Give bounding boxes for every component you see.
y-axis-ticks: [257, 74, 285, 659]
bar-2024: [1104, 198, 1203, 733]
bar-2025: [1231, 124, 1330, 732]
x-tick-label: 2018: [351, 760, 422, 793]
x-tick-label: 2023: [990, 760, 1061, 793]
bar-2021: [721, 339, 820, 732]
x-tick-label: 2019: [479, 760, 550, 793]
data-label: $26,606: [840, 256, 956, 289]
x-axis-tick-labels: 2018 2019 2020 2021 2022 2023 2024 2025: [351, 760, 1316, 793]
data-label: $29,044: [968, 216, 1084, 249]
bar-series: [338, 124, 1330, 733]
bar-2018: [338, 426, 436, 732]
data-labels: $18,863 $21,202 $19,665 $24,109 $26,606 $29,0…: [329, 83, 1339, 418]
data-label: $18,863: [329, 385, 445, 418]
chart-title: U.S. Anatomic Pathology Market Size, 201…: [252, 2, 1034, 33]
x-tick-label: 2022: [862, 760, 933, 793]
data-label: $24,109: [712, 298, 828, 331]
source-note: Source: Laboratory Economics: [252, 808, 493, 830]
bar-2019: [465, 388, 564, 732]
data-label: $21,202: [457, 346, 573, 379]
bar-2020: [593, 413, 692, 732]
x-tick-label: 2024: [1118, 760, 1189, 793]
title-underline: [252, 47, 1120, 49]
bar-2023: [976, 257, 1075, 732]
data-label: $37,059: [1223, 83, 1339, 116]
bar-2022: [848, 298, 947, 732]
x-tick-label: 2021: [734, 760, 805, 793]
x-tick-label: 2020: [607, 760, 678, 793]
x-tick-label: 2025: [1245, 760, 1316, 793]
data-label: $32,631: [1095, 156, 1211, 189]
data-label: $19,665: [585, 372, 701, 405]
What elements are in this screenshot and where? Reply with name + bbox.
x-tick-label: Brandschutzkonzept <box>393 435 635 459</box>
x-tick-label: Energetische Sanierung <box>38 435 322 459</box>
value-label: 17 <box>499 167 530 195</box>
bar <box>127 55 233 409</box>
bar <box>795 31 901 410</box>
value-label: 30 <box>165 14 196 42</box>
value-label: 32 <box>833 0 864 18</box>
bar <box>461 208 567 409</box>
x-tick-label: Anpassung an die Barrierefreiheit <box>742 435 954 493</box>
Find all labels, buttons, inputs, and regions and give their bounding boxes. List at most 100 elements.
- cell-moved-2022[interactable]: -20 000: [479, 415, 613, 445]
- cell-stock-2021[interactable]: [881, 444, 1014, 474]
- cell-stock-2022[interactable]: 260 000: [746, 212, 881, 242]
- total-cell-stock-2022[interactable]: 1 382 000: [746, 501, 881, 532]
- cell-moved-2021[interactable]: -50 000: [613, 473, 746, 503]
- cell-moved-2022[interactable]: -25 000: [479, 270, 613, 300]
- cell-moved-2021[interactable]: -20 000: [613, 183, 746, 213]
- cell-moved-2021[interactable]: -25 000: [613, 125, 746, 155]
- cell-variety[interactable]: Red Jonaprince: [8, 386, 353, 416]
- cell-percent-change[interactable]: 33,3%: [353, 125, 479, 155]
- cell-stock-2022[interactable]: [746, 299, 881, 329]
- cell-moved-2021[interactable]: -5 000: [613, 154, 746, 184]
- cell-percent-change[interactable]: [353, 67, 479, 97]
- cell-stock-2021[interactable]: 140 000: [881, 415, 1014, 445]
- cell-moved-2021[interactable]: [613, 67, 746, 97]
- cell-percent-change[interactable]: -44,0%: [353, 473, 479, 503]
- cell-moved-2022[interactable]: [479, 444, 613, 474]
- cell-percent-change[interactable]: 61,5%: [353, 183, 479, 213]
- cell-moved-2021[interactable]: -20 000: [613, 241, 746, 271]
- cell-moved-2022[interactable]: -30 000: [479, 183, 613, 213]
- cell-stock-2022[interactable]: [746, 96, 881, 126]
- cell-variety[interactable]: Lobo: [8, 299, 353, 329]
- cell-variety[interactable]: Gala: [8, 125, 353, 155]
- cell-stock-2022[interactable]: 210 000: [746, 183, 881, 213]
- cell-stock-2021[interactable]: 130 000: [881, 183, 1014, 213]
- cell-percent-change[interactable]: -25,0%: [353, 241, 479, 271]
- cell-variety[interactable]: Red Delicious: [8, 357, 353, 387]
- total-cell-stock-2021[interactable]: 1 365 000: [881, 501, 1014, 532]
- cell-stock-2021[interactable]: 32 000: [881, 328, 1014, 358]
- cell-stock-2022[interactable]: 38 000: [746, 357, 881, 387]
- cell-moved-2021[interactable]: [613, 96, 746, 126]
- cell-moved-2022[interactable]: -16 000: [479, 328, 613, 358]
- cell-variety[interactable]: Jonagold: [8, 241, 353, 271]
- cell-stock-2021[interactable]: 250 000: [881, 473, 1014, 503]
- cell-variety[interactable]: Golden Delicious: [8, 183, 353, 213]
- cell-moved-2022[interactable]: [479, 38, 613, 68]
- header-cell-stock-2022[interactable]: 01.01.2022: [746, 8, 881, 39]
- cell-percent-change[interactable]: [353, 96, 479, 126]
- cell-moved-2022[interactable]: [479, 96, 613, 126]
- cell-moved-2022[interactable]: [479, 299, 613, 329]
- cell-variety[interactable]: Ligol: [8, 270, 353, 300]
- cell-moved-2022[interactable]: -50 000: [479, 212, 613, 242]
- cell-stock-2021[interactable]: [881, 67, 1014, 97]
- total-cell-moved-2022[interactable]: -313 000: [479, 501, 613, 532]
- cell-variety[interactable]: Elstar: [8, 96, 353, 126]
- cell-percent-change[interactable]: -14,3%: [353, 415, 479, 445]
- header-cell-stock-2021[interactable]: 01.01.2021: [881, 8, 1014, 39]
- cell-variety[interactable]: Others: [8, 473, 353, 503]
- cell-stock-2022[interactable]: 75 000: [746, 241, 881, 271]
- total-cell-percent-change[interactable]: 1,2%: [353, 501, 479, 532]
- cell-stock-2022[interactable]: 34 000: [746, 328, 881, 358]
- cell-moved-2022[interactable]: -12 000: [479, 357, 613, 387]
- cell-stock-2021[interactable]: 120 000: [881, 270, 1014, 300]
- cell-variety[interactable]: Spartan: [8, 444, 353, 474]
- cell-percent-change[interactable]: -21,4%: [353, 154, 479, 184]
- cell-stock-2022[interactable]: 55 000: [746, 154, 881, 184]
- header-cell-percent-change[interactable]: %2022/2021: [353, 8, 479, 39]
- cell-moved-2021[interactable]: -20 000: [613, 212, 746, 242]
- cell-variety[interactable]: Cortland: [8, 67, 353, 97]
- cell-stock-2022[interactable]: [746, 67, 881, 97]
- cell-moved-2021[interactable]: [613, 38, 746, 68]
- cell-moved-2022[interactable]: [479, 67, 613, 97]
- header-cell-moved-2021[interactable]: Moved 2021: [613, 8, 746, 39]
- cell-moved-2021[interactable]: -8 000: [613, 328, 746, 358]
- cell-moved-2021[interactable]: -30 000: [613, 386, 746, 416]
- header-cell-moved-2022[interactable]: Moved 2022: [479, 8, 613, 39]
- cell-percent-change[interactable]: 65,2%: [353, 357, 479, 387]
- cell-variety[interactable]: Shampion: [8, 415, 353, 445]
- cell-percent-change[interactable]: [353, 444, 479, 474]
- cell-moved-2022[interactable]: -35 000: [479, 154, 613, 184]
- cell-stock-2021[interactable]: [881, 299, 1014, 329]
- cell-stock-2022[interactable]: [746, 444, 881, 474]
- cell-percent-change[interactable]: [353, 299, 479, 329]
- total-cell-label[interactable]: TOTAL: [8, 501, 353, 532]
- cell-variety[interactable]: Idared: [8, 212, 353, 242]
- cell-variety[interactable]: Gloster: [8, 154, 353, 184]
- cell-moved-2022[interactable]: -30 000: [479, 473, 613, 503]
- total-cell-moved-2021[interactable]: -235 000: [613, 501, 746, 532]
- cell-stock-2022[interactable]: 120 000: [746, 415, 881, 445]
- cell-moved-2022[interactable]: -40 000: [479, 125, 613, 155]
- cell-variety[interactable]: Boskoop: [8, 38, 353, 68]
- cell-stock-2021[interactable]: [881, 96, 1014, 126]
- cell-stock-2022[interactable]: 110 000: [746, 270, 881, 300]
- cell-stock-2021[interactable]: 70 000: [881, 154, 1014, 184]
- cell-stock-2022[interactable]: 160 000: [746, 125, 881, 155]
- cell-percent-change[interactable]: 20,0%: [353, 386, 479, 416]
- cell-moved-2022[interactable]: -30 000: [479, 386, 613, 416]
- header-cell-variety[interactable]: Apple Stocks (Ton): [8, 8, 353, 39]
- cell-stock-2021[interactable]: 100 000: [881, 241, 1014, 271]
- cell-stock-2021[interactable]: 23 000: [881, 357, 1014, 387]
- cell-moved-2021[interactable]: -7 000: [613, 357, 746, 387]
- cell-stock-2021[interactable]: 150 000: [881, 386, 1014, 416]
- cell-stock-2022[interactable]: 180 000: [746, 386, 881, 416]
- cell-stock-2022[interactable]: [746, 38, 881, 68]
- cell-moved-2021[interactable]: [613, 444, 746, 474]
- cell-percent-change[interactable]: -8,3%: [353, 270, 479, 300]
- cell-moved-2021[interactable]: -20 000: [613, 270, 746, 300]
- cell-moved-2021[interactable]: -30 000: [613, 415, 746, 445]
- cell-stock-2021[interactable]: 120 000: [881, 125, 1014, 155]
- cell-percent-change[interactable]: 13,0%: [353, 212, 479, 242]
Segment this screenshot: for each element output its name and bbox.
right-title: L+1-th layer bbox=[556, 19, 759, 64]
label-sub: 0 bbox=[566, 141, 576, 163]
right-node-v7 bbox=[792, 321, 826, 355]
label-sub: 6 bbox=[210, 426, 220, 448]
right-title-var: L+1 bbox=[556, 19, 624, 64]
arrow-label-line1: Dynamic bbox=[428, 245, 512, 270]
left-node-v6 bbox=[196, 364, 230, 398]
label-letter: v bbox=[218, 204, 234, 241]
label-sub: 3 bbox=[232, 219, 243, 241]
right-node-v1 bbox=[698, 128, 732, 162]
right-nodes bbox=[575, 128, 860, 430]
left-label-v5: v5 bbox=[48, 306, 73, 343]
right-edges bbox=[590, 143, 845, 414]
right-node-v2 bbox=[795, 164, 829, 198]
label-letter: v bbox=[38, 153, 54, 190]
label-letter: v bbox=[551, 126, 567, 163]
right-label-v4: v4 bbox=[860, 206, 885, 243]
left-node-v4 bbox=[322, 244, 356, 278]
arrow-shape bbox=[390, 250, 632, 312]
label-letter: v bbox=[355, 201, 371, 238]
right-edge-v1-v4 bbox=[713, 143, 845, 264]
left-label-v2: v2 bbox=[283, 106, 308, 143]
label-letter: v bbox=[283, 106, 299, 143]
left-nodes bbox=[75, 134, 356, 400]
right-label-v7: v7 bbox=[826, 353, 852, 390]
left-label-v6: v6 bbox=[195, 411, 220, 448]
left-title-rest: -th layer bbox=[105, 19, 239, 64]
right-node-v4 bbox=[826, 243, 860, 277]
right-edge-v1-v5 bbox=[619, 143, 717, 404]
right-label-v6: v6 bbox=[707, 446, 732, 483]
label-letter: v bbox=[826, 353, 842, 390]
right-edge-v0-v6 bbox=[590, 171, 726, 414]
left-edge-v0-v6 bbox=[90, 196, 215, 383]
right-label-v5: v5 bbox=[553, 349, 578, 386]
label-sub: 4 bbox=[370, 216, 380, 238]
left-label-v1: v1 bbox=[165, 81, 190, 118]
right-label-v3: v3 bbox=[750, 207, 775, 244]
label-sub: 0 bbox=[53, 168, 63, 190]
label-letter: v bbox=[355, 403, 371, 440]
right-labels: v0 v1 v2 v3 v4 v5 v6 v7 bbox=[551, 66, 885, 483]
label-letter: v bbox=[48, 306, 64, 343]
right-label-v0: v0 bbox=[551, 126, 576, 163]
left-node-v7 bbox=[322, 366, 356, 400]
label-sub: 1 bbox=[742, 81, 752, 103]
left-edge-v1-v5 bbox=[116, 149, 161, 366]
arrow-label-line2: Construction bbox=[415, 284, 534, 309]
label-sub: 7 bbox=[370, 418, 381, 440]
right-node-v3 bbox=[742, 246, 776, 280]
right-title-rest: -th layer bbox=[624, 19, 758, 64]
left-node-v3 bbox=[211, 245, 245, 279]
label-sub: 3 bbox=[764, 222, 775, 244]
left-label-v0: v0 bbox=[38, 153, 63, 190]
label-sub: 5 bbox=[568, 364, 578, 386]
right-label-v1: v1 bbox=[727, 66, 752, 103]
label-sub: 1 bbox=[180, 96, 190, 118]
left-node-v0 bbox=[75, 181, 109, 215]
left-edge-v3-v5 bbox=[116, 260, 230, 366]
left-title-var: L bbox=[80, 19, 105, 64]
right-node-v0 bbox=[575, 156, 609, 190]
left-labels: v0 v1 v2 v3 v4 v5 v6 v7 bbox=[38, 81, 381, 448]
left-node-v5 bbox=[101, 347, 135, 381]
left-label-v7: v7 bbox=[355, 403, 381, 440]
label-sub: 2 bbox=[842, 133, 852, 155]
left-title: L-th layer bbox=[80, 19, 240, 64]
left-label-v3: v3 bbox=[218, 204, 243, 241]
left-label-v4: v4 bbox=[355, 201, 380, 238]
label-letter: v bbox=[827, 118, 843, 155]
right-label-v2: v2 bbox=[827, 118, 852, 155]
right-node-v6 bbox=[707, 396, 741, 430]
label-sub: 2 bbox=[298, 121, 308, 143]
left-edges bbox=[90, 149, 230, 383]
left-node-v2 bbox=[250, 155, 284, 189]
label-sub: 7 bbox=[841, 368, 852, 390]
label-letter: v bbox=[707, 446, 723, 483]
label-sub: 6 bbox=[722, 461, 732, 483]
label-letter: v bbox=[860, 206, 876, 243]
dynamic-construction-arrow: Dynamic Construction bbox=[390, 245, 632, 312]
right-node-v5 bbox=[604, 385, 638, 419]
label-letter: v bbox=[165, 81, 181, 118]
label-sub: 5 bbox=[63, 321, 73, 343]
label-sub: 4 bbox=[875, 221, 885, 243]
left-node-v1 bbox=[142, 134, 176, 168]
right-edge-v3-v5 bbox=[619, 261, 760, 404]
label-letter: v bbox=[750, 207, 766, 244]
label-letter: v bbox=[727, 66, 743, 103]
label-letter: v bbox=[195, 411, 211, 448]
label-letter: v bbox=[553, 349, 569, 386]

[SHORT EXERCISE]:
Copy the lines above unchanged, from the very first one through the line containing "x-axis-tick-labels: 2018 2019", including both ends.

[RESPONSE FOR THIS EXERCISE]:
Give bounding boxes for every component you see.
y-axis-ticks: [257, 74, 285, 659]
bar-2024: [1104, 198, 1203, 733]
bar-2025: [1231, 124, 1330, 732]
x-tick-label: 2018: [351, 760, 422, 793]
x-tick-label: 2023: [990, 760, 1061, 793]
bar-2021: [721, 339, 820, 732]
x-tick-label: 2019: [479, 760, 550, 793]
data-label: $26,606: [840, 256, 956, 289]
x-axis-tick-labels: 2018 2019 2020 2021 2022 2023 2024 2025: [351, 760, 1316, 793]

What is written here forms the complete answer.